# Written problem
Will you restate verbatim the lines running from the line with "Output the text content of this document." to the end of the data, leaving out everything else?

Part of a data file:
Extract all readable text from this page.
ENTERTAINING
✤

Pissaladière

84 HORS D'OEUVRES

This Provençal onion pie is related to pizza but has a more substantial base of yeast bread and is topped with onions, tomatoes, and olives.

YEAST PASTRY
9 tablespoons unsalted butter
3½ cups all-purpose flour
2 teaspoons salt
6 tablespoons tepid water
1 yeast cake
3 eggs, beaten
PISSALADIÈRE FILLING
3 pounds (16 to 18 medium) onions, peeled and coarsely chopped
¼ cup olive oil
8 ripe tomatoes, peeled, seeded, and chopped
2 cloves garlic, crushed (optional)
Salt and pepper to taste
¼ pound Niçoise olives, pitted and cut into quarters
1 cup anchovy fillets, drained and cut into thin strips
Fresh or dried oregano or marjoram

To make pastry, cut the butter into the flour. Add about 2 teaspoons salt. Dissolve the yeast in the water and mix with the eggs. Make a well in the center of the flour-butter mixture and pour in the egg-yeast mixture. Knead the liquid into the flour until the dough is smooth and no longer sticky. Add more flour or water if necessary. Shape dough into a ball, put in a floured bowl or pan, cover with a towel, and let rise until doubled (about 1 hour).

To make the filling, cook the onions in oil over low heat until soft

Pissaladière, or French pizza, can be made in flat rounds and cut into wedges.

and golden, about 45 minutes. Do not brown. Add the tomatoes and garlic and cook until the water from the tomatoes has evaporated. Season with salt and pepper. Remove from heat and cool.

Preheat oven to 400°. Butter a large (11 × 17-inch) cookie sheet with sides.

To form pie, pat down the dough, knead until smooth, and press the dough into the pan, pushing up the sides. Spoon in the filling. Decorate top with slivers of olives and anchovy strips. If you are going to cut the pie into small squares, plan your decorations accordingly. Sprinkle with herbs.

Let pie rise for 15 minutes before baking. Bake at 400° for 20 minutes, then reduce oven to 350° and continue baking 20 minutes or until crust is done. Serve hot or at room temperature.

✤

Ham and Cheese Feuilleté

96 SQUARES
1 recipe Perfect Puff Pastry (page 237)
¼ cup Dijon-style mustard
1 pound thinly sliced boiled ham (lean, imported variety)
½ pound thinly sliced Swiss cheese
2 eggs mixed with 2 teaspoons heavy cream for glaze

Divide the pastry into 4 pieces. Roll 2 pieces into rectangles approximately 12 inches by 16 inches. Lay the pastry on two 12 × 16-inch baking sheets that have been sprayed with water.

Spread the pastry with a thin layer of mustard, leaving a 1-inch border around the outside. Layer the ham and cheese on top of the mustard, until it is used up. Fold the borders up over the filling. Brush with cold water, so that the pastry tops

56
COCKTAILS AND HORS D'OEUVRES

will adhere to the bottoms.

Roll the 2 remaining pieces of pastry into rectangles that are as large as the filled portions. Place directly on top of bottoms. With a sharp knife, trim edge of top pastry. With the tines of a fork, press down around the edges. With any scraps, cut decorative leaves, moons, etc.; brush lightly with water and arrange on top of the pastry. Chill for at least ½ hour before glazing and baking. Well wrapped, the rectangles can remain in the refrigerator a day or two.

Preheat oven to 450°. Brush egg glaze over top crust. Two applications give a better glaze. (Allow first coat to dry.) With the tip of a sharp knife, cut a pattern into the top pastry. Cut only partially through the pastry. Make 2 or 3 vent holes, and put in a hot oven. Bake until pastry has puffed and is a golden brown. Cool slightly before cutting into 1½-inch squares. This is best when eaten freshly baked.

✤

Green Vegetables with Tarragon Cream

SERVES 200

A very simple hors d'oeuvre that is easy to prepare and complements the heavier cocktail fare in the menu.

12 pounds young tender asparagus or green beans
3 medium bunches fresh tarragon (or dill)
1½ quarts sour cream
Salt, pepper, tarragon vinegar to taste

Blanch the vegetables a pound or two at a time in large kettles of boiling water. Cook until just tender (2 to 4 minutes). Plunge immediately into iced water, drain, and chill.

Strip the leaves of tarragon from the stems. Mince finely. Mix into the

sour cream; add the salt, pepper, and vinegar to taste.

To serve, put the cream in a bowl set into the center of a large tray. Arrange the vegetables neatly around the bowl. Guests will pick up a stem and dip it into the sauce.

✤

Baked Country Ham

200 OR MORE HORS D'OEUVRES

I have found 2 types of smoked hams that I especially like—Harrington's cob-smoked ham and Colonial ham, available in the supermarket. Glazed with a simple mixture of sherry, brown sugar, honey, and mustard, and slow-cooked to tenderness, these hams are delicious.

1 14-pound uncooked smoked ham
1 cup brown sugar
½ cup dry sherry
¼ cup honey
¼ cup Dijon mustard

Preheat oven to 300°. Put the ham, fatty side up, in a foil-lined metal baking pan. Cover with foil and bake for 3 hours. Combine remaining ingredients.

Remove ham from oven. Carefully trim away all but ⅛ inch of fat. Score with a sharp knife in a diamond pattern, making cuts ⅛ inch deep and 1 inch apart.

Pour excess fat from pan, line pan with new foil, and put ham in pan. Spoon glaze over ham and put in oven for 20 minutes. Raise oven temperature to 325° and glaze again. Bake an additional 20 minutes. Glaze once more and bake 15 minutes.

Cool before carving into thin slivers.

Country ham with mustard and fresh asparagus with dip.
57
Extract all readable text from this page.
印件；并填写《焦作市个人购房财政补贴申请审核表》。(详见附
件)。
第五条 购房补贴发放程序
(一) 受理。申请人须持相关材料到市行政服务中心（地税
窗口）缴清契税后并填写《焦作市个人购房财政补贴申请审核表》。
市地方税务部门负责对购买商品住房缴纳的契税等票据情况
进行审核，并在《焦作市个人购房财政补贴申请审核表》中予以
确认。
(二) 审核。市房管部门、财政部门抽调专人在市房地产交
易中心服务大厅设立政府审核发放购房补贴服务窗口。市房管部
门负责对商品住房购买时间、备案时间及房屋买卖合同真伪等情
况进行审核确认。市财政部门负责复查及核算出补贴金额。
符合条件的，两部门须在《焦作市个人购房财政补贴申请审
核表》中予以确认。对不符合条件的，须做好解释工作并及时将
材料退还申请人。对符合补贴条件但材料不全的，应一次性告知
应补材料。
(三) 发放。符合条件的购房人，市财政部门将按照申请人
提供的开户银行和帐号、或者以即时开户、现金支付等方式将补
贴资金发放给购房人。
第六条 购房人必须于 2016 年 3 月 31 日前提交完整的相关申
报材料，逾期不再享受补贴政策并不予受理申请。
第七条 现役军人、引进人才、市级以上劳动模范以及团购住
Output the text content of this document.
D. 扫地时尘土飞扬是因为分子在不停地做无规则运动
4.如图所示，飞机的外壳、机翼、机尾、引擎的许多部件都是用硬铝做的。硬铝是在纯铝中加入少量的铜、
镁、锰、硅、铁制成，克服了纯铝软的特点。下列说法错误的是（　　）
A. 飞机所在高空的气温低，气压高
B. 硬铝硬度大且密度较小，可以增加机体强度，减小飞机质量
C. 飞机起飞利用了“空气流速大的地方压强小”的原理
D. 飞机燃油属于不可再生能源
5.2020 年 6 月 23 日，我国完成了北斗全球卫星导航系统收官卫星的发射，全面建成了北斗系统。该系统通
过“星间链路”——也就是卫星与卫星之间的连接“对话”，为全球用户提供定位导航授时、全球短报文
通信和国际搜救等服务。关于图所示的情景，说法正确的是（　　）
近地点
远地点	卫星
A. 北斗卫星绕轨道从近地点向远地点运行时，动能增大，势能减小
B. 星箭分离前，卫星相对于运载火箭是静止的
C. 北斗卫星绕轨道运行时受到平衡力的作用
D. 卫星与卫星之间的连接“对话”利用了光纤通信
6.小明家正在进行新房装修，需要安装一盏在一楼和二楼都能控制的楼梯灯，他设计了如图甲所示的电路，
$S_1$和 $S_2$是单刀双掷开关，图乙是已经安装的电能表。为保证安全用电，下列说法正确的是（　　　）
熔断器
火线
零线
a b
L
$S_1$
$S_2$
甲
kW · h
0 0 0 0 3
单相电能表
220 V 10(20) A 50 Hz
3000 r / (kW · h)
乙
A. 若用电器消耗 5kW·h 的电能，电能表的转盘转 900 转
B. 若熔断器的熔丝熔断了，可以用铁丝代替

# Complete output
Output the text content of this document.
D. 扫地时尘土飞扬是因为分子在不停地做无规则运动
4.如图所示，飞机的外壳、机翼、机尾、引擎的许多部件都是用硬铝做的。硬铝是在纯铝中加入少量的铜、
镁、锰、硅、铁制成，克服了纯铝软的特点。下列说法错误的是（　　）
A. 飞机所在高空的气温低，气压高
B. 硬铝硬度大且密度较小，可以增加机体强度，减小飞机质量
C. 飞机起飞利用了“空气流速大的地方压强小”的原理
D. 飞机燃油属于不可再生能源
5.2020 年 6 月 23 日，我国完成了北斗全球卫星导航系统收官卫星的发射，全面建成了北斗系统。该系统通
过“星间链路”——也就是卫星与卫星之间的连接“对话”，为全球用户提供定位导航授时、全球短报文
通信和国际搜救等服务。关于图所示的情景，说法正确的是（　　）
近地点
远地点	卫星
A. 北斗卫星绕轨道从近地点向远地点运行时，动能增大，势能减小
B. 星箭分离前，卫星相对于运载火箭是静止的
C. 北斗卫星绕轨道运行时受到平衡力的作用
D. 卫星与卫星之间的连接“对话”利用了光纤通信
6.小明家正在进行新房装修，需要安装一盏在一楼和二楼都能控制的楼梯灯，他设计了如图甲所示的电路，
$S_1$和 $S_2$是单刀双掷开关，图乙是已经安装的电能表。为保证安全用电，下列说法正确的是（　　　）
熔断器
火线
零线
a b
L
$S_1$
$S_2$
甲
kW · h
0 0 0 0 3
单相电能表
220 V 10(20) A 50 Hz
3000 r / (kW · h)
乙
A. 若用电器消耗 5kW·h 的电能，电能表的转盘转 900 转
B. 若熔断器的熔丝熔断了，可以用铁丝代替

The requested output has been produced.